Drop the pictures from the entries below, then reproduce the rest exactly.

Lines of data:

-- begin --

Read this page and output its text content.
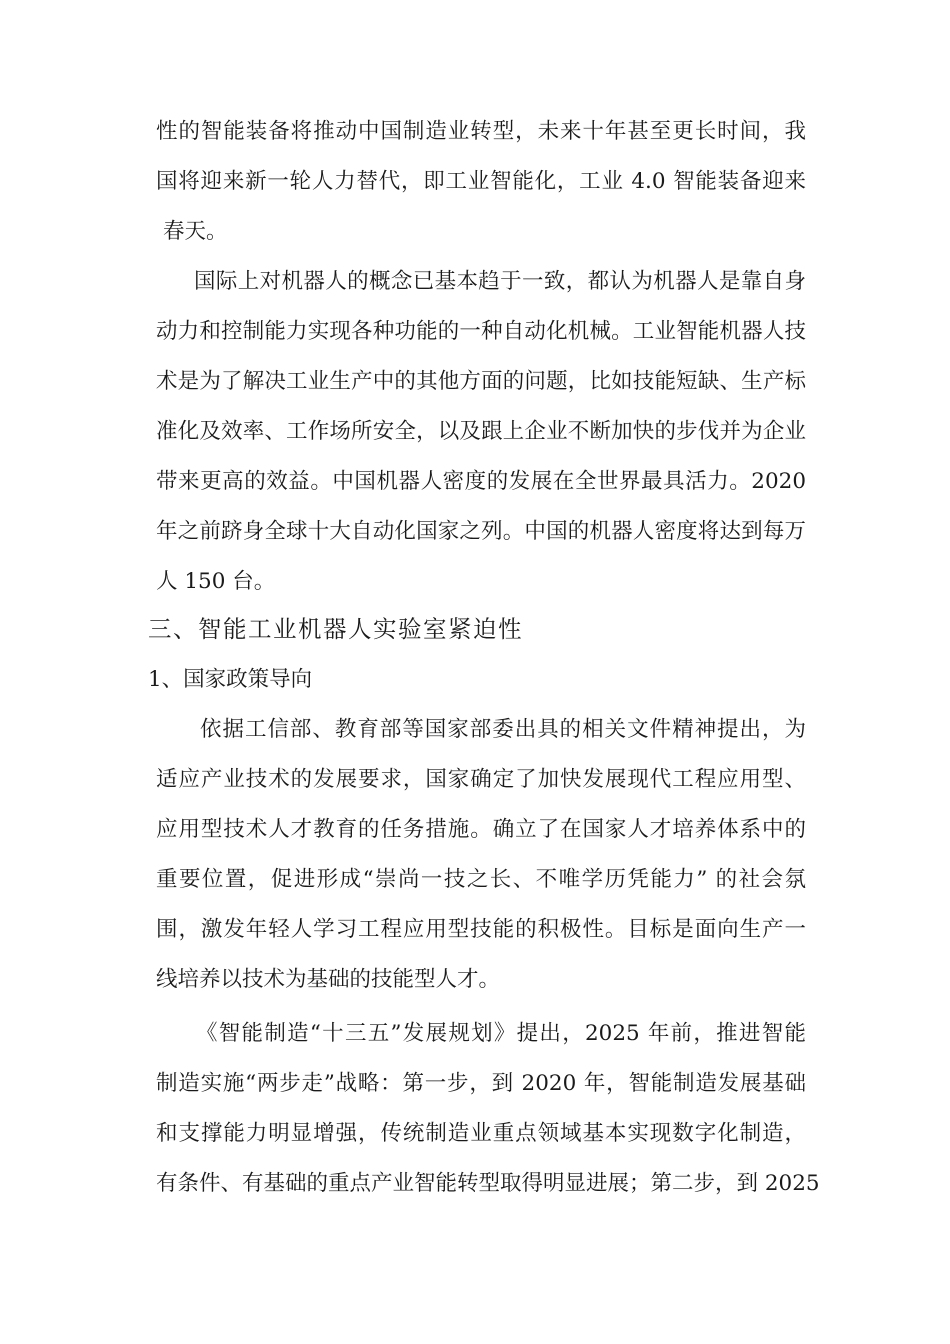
性的智能装备将推动中国制造业转型，未来十年甚至更长时间，我
国将迎来新一轮人力替代，即工业智能化，工业 4.0 智能装备迎来
春天。
国际上对机器人的概念已基本趋于一致，都认为机器人是靠自身
动力和控制能力实现各种功能的一种自动化机械。工业智能机器人技
术是为了解决工业生产中的其他方面的问题，比如技能短缺、生产标
准化及效率、工作场所安全，以及跟上企业不断加快的步伐并为企业
带来更高的效益。中国机器人密度的发展在全世界最具活力。2020
年之前跻身全球十大自动化国家之列。中国的机器人密度将达到每万
人 150 台。
三、智能工业机器人实验室紧迫性
1、国家政策导向
依据工信部、教育部等国家部委出具的相关文件精神提出，为
适应产业技术的发展要求，国家确定了加快发展现代工程应用型、
应用型技术人才教育的任务措施。确立了在国家人才培养体系中的
重要位置，促进形成“崇尚一技之长、不唯学历凭能力” 的社会氛
围，激发年轻人学习工程应用型技能的积极性。目标是面向生产一
线培养以技术为基础的技能型人才。
《智能制造“十三五”发展规划》提出，2025 年前，推进智能
制造实施“两步走”战略：第一步，到 2020 年，智能制造发展基础
和支撑能力明显增强，传统制造业重点领域基本实现数字化制造，
有条件、有基础的重点产业智能转型取得明显进展；第二步，到 2025
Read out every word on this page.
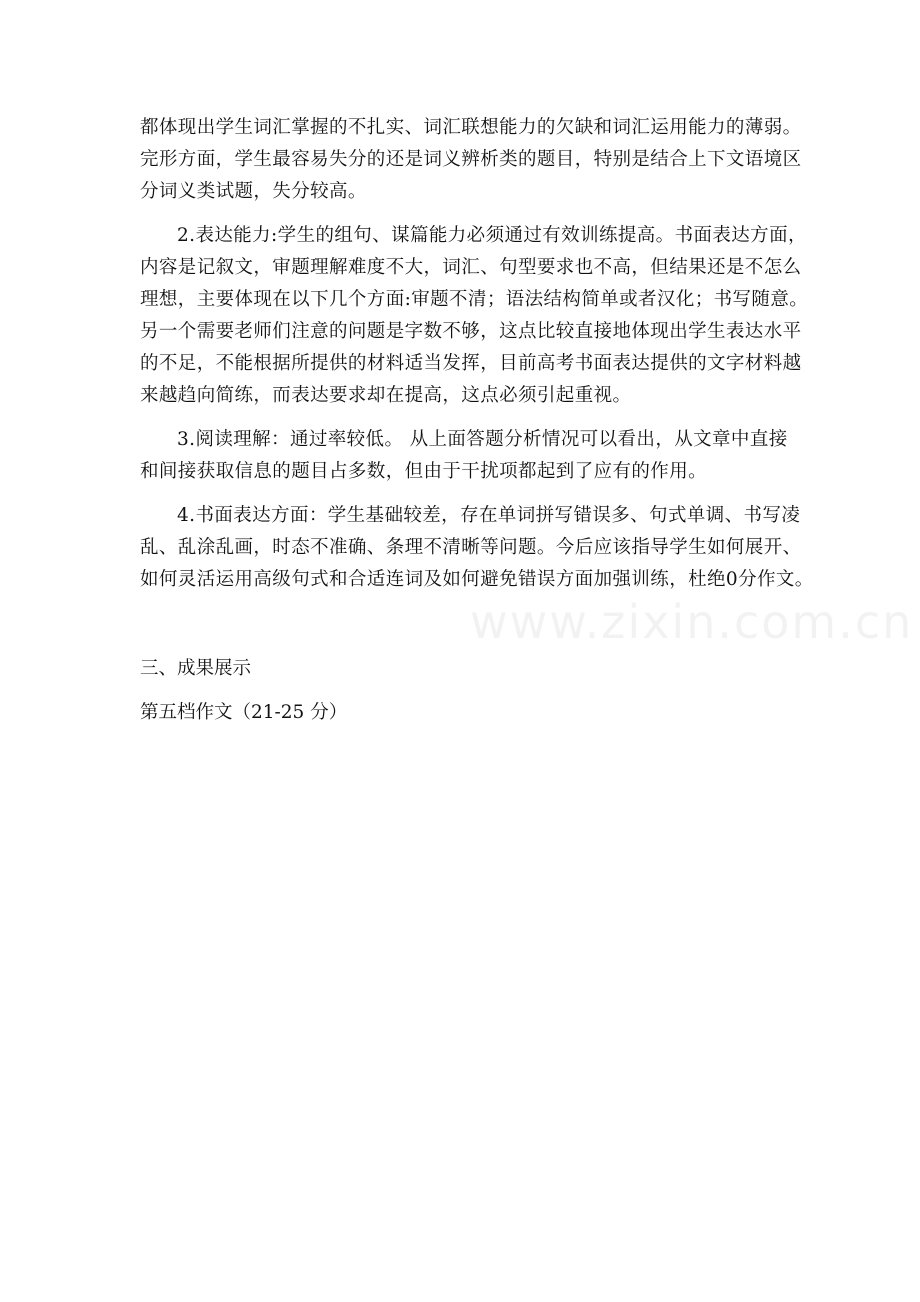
都体现出学生词汇掌握的不扎实、词汇联想能力的欠缺和词汇运用能力的薄弱。
完形方面，学生最容易失分的还是词义辨析类的题目，特别是结合上下文语境区
分词义类试题，失分较高。
2.表达能力:学生的组句、谋篇能力必须通过有效训练提高。书面表达方面，
内容是记叙文，审题理解难度不大，词汇、句型要求也不高，但结果还是不怎么
理想，主要体现在以下几个方面:审题不清；语法结构简单或者汉化；书写随意。
另一个需要老师们注意的问题是字数不够，这点比较直接地体现出学生表达水平
的不足，不能根据所提供的材料适当发挥，目前高考书面表达提供的文字材料越
来越趋向简练，而表达要求却在提高，这点必须引起重视。
3.阅读理解：通过率较低。 从上面答题分析情况可以看出，从文章中直接
和间接获取信息的题目占多数，但由于干扰项都起到了应有的作用。
4.书面表达方面：学生基础较差，存在单词拼写错误多、句式单调、书写凌
乱、乱涂乱画，时态不准确、条理不清晰等问题。今后应该指导学生如何展开、
如何灵活运用高级句式和合适连词及如何避免错误方面加强训练，杜绝0分作文。
三、成果展示
第五档作文（21-25 分）
www.zixin.com.cn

-- end --

• [Result below]:
Read this page and output its text content.
性的智能装备将推动中国制造业转型，未来十年甚至更长时间，我
国将迎来新一轮人力替代，即工业智能化，工业 4.0 智能装备迎来
春天。
国际上对机器人的概念已基本趋于一致，都认为机器人是靠自身
动力和控制能力实现各种功能的一种自动化机械。工业智能机器人技
术是为了解决工业生产中的其他方面的问题，比如技能短缺、生产标
准化及效率、工作场所安全，以及跟上企业不断加快的步伐并为企业
带来更高的效益。中国机器人密度的发展在全世界最具活力。2020
年之前跻身全球十大自动化国家之列。中国的机器人密度将达到每万
人 150 台。
三、智能工业机器人实验室紧迫性
1、国家政策导向
依据工信部、教育部等国家部委出具的相关文件精神提出，为
适应产业技术的发展要求，国家确定了加快发展现代工程应用型、
应用型技术人才教育的任务措施。确立了在国家人才培养体系中的
重要位置，促进形成“崇尚一技之长、不唯学历凭能力” 的社会氛
围，激发年轻人学习工程应用型技能的积极性。目标是面向生产一
线培养以技术为基础的技能型人才。
《智能制造“十三五”发展规划》提出，2025 年前，推进智能
制造实施“两步走”战略：第一步，到 2020 年，智能制造发展基础
和支撑能力明显增强，传统制造业重点领域基本实现数字化制造，
有条件、有基础的重点产业智能转型取得明显进展；第二步，到 2025
Read out every word on this page.
都体现出学生词汇掌握的不扎实、词汇联想能力的欠缺和词汇运用能力的薄弱。
完形方面，学生最容易失分的还是词义辨析类的题目，特别是结合上下文语境区
分词义类试题，失分较高。
2.表达能力:学生的组句、谋篇能力必须通过有效训练提高。书面表达方面，
内容是记叙文，审题理解难度不大，词汇、句型要求也不高，但结果还是不怎么
理想，主要体现在以下几个方面:审题不清；语法结构简单或者汉化；书写随意。
另一个需要老师们注意的问题是字数不够，这点比较直接地体现出学生表达水平
的不足，不能根据所提供的材料适当发挥，目前高考书面表达提供的文字材料越
来越趋向简练，而表达要求却在提高，这点必须引起重视。
3.阅读理解：通过率较低。 从上面答题分析情况可以看出，从文章中直接
和间接获取信息的题目占多数，但由于干扰项都起到了应有的作用。
4.书面表达方面：学生基础较差，存在单词拼写错误多、句式单调、书写凌
乱、乱涂乱画，时态不准确、条理不清晰等问题。今后应该指导学生如何展开、
如何灵活运用高级句式和合适连词及如何避免错误方面加强训练，杜绝0分作文。
三、成果展示
第五档作文（21-25 分）
www.zixin.com.cn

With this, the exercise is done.